-- Records to process start --

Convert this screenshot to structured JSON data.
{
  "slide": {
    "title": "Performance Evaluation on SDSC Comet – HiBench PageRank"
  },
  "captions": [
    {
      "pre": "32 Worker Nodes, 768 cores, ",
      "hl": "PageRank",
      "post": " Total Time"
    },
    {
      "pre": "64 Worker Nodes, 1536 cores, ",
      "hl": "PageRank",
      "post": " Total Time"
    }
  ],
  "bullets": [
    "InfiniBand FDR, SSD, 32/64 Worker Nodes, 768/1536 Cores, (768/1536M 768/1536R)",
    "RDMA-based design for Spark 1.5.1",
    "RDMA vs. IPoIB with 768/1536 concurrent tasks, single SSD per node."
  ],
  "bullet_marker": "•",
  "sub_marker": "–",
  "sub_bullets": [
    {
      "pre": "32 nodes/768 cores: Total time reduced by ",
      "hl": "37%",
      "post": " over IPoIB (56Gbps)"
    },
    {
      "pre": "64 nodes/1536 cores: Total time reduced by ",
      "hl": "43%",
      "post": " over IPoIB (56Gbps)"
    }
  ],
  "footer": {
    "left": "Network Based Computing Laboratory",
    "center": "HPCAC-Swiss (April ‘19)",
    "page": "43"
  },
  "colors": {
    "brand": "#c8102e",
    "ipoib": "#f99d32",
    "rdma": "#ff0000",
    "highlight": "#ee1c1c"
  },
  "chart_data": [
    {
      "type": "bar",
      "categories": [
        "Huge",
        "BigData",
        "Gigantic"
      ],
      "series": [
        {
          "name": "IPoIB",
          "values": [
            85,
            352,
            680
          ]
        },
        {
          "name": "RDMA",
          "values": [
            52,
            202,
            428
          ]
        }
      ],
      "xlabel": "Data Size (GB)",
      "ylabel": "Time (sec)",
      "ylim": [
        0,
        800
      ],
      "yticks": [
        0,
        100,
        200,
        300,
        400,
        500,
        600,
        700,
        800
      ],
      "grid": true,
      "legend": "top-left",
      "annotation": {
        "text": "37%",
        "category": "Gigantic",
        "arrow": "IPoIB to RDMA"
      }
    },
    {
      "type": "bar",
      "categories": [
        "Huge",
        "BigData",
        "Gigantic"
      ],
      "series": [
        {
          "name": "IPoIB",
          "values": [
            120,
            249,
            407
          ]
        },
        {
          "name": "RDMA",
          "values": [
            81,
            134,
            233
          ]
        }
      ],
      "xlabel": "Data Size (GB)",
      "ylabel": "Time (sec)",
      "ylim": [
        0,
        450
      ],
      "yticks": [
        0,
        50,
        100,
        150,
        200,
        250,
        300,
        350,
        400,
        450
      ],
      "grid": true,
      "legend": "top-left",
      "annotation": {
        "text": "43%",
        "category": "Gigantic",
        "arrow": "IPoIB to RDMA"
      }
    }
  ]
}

-- Records to process end --

### Given exercise:
Which lines hold the word "Worker"? Copy every one of them.

### Response to the task:
      "pre": "32 Worker Nodes, 768 cores, ",
      "pre": "64 Worker Nodes, 1536 cores, ",
    "InfiniBand FDR, SSD, 32/64 Worker Nodes, 768/1536 Cores, (768/1536M 768/1536R)",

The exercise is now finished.